#### What to do
Where a line holds the word "debts", copy that line.

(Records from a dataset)

━━━━━━━━━━━━━━━━

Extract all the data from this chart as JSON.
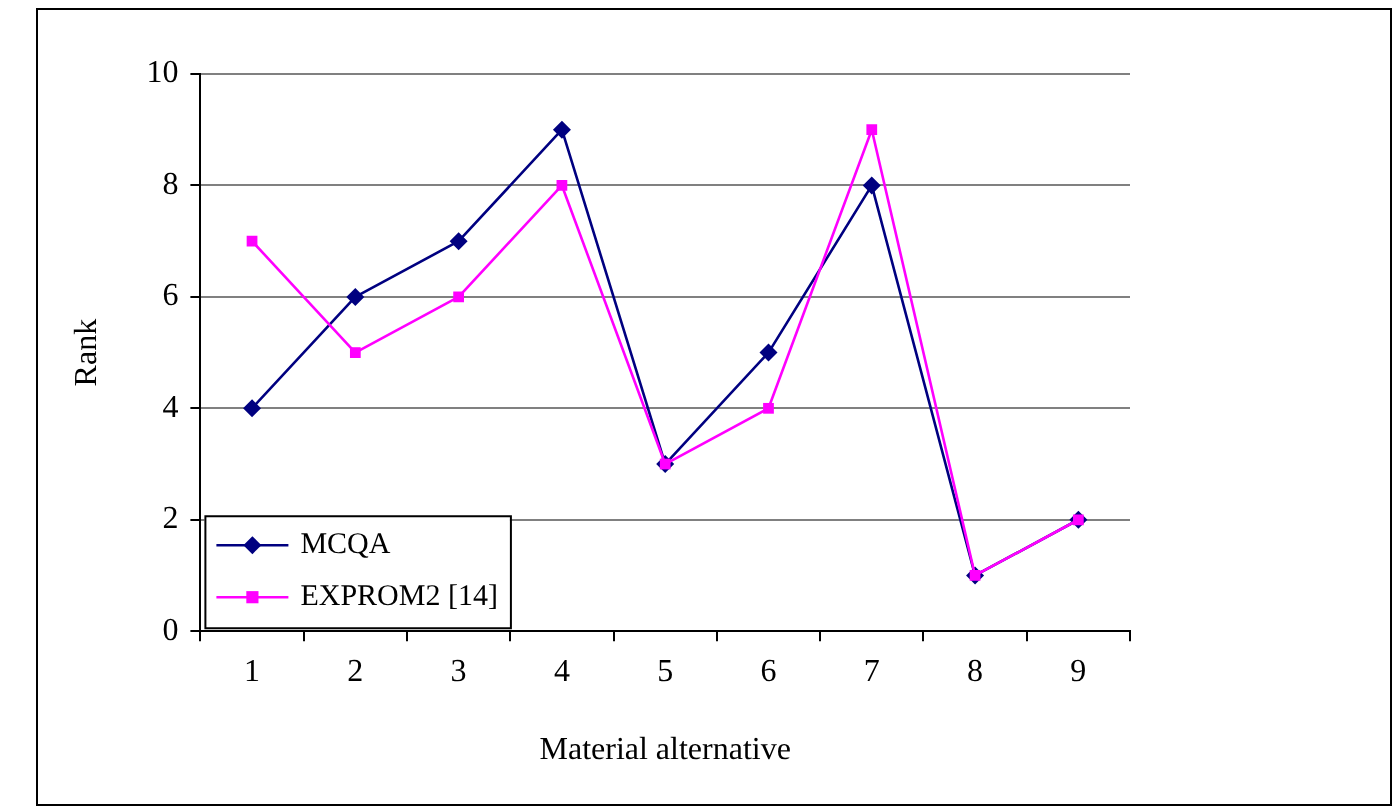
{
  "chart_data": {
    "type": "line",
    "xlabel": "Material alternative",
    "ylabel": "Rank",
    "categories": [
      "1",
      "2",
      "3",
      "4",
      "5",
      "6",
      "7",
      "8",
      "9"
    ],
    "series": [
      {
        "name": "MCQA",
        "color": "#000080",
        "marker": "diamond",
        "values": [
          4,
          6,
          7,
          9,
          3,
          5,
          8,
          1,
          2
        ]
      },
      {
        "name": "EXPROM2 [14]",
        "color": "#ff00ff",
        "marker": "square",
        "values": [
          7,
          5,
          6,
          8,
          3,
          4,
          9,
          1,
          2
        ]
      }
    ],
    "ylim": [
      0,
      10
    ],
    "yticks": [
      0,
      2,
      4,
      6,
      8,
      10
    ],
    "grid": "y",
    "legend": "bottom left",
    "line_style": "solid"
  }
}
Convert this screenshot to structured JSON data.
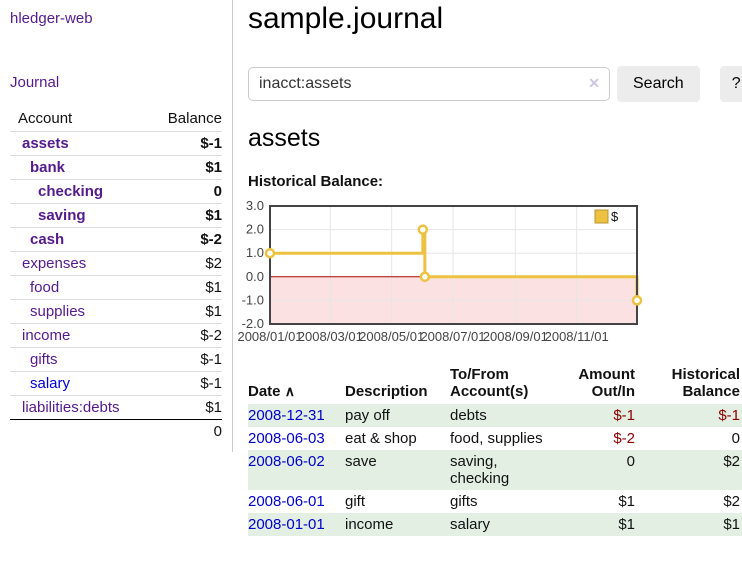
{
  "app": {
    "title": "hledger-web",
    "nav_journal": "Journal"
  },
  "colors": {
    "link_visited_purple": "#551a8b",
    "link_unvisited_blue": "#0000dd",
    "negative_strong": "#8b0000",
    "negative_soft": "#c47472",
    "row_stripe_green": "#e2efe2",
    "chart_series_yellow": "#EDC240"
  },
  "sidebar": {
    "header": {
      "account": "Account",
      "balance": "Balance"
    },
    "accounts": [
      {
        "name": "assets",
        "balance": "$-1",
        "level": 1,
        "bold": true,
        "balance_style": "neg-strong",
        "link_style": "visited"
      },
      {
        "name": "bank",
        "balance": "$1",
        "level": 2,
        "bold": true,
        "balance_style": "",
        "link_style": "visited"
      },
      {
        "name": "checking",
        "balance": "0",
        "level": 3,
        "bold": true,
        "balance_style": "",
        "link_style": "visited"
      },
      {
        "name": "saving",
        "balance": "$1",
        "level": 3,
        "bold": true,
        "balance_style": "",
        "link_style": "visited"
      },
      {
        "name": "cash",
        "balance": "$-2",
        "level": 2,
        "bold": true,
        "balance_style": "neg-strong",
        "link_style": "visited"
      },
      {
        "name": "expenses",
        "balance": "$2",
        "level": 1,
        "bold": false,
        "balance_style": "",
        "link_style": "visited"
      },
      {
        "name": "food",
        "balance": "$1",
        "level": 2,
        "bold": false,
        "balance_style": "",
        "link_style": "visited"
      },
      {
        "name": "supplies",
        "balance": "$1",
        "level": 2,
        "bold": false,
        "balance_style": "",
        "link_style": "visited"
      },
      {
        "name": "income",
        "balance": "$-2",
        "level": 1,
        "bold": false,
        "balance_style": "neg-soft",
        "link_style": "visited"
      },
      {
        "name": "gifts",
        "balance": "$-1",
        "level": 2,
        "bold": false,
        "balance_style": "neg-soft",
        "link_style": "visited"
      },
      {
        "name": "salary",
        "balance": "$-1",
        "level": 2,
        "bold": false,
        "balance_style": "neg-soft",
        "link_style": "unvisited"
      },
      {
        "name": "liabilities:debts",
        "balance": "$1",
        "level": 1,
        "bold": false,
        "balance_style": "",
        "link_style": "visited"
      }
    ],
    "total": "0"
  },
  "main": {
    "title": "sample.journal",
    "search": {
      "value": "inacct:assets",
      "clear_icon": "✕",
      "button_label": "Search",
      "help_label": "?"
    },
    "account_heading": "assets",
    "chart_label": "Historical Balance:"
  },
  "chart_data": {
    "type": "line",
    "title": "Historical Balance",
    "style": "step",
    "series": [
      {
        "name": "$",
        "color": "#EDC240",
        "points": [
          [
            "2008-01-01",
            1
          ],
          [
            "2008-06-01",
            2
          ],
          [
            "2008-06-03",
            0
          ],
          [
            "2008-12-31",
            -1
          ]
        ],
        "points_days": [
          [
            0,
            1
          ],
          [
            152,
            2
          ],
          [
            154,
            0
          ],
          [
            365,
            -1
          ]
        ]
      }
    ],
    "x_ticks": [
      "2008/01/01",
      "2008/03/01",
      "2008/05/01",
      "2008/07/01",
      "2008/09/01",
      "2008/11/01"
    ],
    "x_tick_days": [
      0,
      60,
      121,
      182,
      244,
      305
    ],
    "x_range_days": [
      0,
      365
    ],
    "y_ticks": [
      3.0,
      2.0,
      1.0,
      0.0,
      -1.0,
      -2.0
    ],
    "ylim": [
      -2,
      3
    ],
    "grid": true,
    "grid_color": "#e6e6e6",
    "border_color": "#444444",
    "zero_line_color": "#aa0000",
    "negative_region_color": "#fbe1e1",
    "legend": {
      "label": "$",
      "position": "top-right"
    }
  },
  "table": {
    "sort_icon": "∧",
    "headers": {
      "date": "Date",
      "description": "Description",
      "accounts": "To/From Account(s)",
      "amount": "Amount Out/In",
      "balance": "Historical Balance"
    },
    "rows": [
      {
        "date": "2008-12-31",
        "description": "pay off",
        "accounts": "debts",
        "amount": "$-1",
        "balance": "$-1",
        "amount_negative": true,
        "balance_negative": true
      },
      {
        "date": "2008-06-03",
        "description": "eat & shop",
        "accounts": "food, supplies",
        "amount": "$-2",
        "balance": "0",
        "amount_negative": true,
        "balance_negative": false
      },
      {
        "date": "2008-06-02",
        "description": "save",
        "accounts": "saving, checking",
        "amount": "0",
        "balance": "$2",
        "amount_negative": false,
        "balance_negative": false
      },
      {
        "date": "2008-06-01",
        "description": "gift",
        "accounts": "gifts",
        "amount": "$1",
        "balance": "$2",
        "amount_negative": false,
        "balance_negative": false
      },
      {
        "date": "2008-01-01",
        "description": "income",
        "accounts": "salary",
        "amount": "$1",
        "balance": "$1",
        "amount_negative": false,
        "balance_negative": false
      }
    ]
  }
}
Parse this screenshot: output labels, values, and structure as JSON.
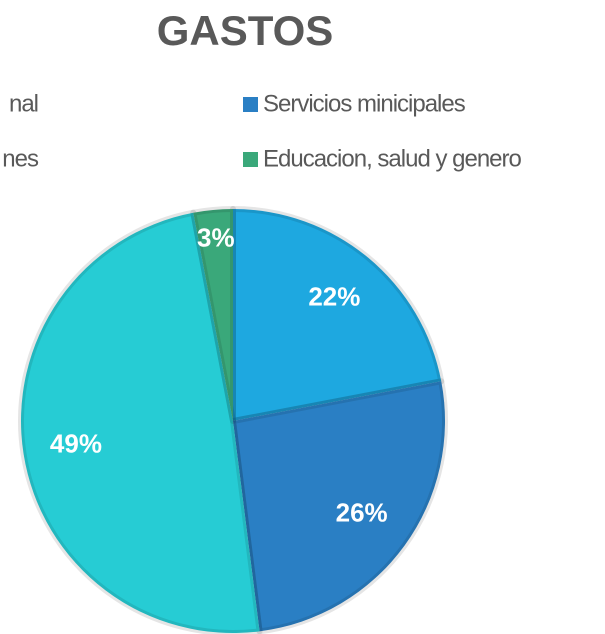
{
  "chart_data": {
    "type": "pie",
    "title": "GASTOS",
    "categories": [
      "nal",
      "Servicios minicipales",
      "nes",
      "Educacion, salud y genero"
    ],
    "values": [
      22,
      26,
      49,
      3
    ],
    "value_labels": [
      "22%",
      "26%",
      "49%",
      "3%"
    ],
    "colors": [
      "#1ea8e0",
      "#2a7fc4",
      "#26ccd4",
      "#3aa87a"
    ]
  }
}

━━━━━━━━━━━━━━━━

#### Finished task
        "name": "liabilities:debts",
        "accounts": "debts",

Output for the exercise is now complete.